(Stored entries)
# # # # #

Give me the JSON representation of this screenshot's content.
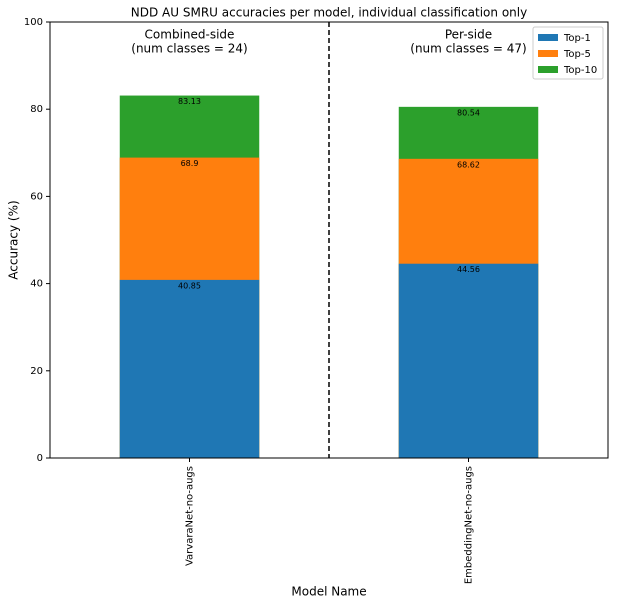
{
  "chart_data": {
    "type": "bar",
    "overlap": true,
    "title": "NDD AU SMRU accuracies per model, individual classification only",
    "xlabel": "Model Name",
    "ylabel": "Accuracy (%)",
    "categories": [
      "VarvaraNet-no-augs",
      "EmbeddingNet-no-augs"
    ],
    "series": [
      {
        "name": "Top-1",
        "color": "#1f77b4",
        "values": [
          40.85,
          44.56
        ]
      },
      {
        "name": "Top-5",
        "color": "#ff7f0e",
        "values": [
          68.9,
          68.62
        ]
      },
      {
        "name": "Top-10",
        "color": "#2ca02c",
        "values": [
          83.13,
          80.54
        ]
      }
    ],
    "annotations": [
      [
        "Combined-side",
        "(num classes = 24)"
      ],
      [
        "Per-side",
        "(num classes = 47)"
      ]
    ],
    "ylim": [
      0,
      100
    ],
    "yticks": [
      0,
      20,
      40,
      60,
      80,
      100
    ],
    "legend": "upper right"
  }
}
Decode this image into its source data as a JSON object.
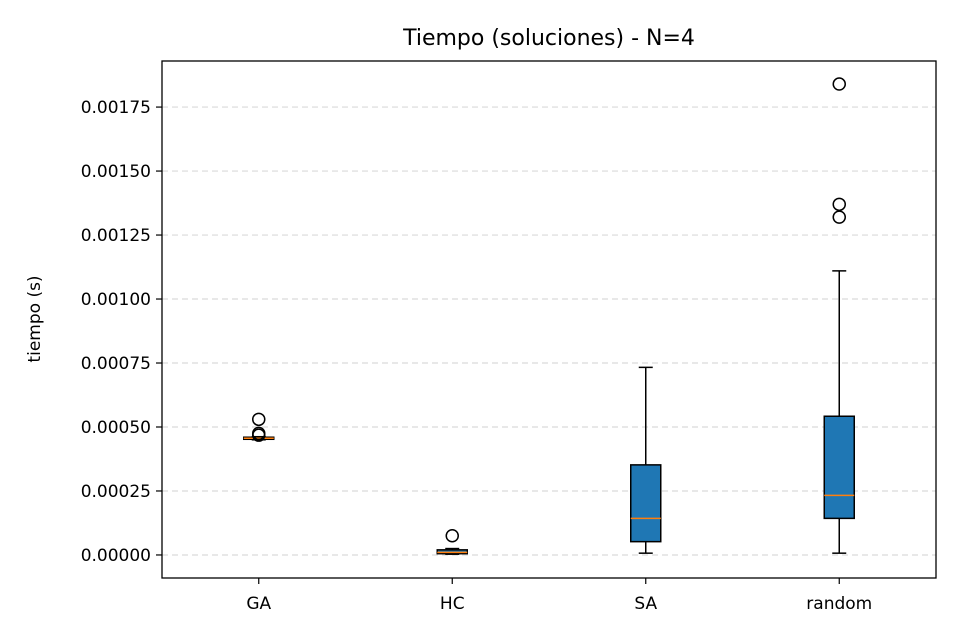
{
  "chart_data": {
    "type": "box",
    "title": "Tiempo (soluciones) - N=4",
    "xlabel": "",
    "ylabel": "tiempo (s)",
    "ylim": [
      -9e-05,
      0.00193
    ],
    "yticks": [
      "0.00000",
      "0.00025",
      "0.00050",
      "0.00075",
      "0.00100",
      "0.00125",
      "0.00150",
      "0.00175"
    ],
    "ytick_values": [
      0,
      0.00025,
      0.0005,
      0.00075,
      0.001,
      0.00125,
      0.0015,
      0.00175
    ],
    "grid": "y-dashed",
    "categories": [
      "GA",
      "HC",
      "SA",
      "random"
    ],
    "boxes": [
      {
        "category": "GA",
        "whisker_low": 0.00045,
        "q1": 0.000452,
        "median": 0.000456,
        "q3": 0.00046,
        "whisker_high": 0.000462,
        "outliers": [
          0.00053,
          0.000475,
          0.000468
        ]
      },
      {
        "category": "HC",
        "whisker_low": 3e-06,
        "q1": 5e-06,
        "median": 1e-05,
        "q3": 2e-05,
        "whisker_high": 2.5e-05,
        "outliers": [
          7.5e-05
        ]
      },
      {
        "category": "SA",
        "whisker_low": 7e-06,
        "q1": 5.2e-05,
        "median": 0.000143,
        "q3": 0.000352,
        "whisker_high": 0.000733,
        "outliers": []
      },
      {
        "category": "random",
        "whisker_low": 7e-06,
        "q1": 0.000143,
        "median": 0.000233,
        "q3": 0.000542,
        "whisker_high": 0.00111,
        "outliers": [
          0.00184,
          0.00137,
          0.00132
        ]
      }
    ],
    "colors": {
      "box_fill": "#1f77b4",
      "median": "#ff7f0e",
      "edge": "#000000",
      "grid": "#d9d9d9"
    }
  }
}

# # # # #

§ **DIRECTIVE**
Extract all lines containing the word "median".

§ **SOLUTION TO THIS TASK**
        "median": 0.000456,
        "median": 1e-05,
        "median": 0.000143,
        "median": 0.000233,
      "median": "#ff7f0e",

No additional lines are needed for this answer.